Using the listing below, give the number of lines where "this" appears, and nothing else.
--- Start DATASET ---
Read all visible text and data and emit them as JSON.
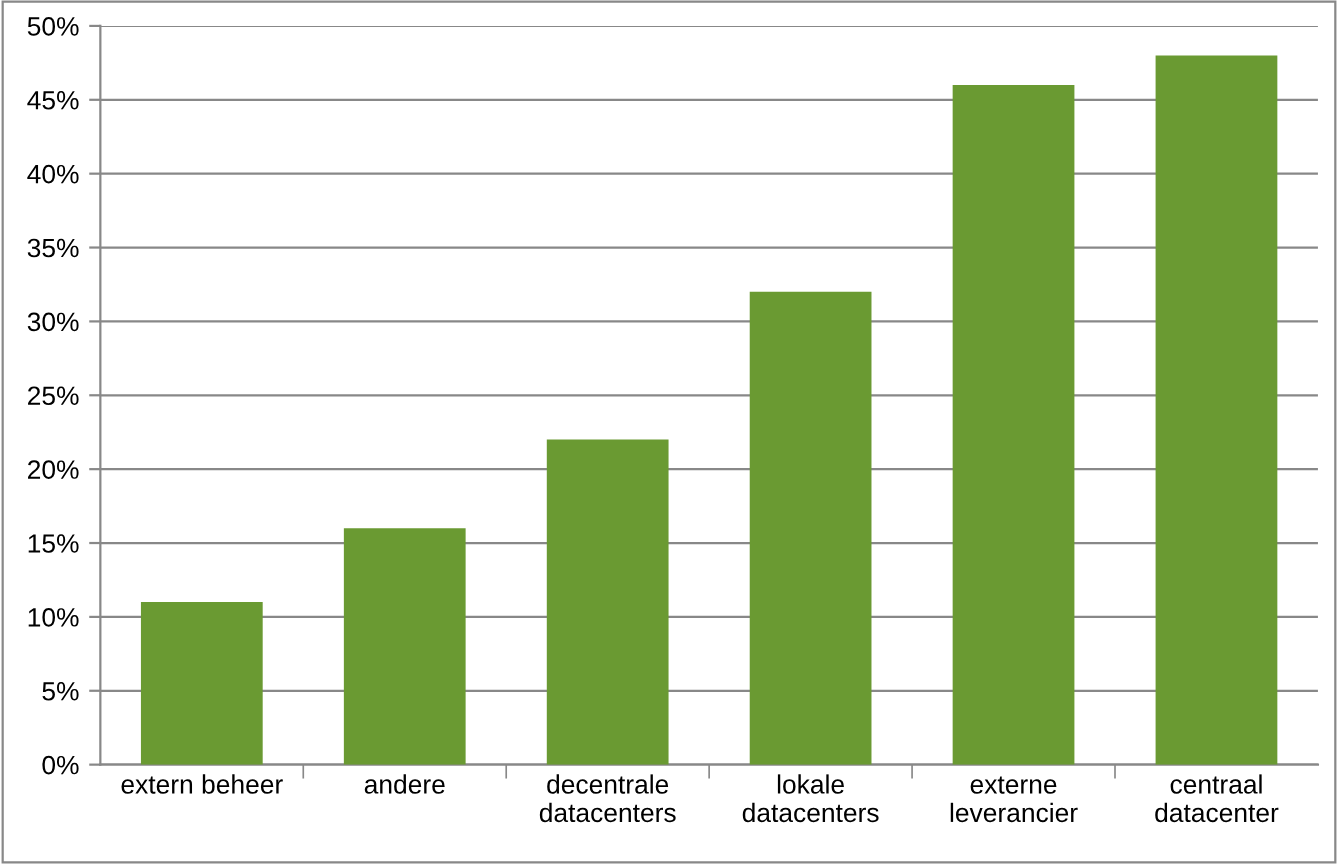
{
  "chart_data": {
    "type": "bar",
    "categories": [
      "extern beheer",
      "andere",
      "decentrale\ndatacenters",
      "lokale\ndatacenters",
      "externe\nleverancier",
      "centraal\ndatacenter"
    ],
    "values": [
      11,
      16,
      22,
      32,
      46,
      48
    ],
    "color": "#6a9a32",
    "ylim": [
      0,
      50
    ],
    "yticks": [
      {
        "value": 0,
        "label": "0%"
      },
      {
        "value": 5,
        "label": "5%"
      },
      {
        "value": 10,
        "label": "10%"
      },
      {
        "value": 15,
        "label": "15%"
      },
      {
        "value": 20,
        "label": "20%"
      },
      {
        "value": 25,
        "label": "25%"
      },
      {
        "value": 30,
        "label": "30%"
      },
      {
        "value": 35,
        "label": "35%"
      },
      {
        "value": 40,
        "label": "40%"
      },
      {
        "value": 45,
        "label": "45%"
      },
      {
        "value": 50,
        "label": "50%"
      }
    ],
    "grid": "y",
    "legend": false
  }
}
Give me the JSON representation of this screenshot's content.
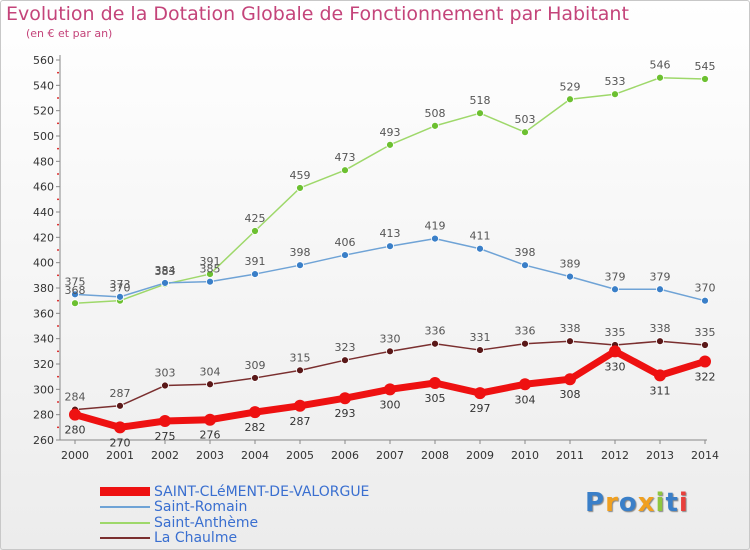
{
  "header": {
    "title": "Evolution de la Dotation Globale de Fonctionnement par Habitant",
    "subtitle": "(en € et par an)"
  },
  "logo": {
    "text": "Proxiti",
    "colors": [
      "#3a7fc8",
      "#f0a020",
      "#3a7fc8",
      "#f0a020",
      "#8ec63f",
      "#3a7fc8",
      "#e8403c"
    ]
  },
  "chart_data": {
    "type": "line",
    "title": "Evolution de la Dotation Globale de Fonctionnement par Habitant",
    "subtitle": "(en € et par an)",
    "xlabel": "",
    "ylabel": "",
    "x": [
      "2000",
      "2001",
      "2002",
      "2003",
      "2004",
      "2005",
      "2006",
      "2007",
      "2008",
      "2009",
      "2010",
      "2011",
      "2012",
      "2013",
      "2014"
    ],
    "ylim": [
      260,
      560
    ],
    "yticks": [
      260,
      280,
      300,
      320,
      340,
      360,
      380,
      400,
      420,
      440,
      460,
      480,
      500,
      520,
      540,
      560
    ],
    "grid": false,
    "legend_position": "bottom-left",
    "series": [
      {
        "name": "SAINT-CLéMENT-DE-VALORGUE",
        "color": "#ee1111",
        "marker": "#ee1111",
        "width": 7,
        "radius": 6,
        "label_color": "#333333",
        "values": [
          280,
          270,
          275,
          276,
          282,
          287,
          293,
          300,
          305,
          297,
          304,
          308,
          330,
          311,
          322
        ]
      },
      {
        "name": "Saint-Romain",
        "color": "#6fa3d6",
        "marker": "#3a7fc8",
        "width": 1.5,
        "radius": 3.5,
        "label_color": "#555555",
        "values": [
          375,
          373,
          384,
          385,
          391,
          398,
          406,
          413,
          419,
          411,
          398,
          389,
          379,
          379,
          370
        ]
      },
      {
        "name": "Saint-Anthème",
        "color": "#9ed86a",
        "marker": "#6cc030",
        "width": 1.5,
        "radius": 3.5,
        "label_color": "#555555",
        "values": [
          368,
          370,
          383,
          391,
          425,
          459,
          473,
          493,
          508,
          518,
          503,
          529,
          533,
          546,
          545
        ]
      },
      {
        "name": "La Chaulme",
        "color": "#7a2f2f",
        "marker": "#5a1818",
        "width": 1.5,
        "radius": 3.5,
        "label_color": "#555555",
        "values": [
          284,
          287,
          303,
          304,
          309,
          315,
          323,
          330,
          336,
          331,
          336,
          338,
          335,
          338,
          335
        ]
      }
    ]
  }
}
--- End DATASET ---
--- Start DATASET ---
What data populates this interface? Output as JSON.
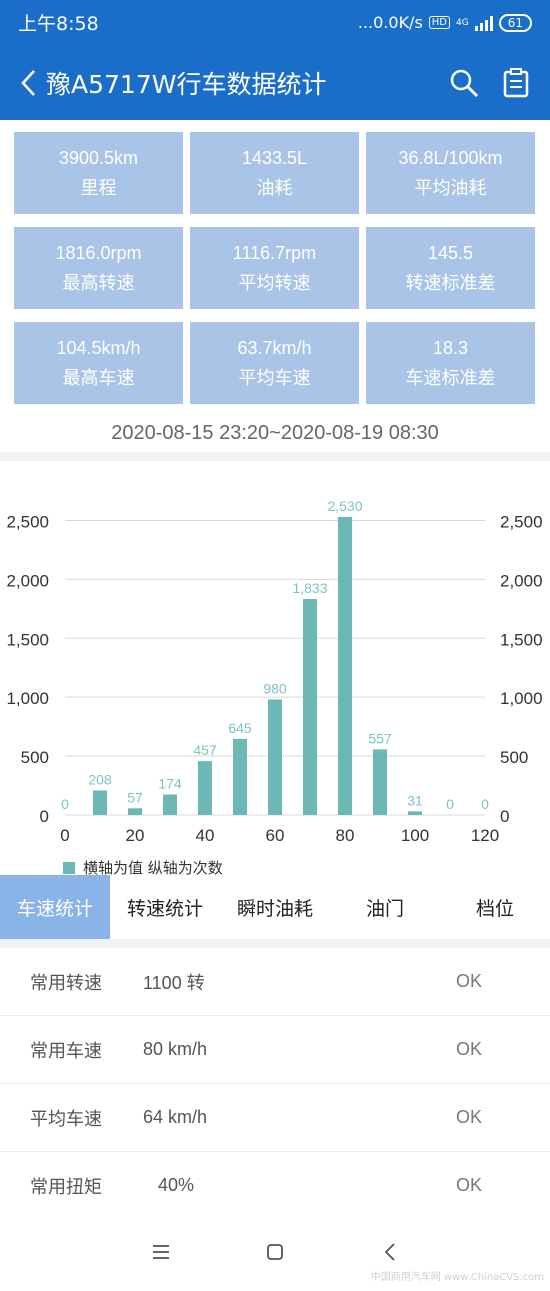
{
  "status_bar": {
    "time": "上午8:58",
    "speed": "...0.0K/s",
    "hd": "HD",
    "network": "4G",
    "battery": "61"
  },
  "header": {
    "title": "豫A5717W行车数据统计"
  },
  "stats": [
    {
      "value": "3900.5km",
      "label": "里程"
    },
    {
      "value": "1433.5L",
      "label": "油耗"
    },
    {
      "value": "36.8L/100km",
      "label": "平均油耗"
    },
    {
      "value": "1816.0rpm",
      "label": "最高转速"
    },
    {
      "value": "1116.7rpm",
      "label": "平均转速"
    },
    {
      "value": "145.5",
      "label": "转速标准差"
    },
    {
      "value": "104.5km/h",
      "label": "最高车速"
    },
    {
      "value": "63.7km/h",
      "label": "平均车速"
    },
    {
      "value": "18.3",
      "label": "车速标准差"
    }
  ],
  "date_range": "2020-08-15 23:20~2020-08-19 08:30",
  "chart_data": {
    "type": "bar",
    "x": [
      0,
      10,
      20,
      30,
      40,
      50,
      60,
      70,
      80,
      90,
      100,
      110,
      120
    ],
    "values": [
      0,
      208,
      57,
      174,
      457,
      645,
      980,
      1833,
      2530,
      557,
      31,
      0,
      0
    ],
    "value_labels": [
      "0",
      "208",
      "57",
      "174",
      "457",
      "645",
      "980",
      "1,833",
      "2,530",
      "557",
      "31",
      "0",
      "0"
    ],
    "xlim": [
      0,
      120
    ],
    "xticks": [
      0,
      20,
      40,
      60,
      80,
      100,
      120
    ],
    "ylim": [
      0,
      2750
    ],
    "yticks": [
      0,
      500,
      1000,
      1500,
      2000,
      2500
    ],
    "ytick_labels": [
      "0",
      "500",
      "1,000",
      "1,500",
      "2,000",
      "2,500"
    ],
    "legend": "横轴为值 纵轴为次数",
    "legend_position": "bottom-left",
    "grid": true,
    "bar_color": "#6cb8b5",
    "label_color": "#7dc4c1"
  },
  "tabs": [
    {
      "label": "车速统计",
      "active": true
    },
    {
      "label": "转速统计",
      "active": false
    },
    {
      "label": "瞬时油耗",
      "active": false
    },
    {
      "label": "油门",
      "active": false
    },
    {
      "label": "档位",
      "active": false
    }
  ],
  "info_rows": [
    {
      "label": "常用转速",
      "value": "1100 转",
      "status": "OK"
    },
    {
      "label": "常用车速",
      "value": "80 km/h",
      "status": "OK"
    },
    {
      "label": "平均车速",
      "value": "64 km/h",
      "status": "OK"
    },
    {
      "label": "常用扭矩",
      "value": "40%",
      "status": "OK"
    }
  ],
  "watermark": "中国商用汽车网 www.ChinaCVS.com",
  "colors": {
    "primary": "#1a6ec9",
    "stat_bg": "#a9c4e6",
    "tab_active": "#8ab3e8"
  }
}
--- End DATASET ---
* _COMPLETE ANSWER_
2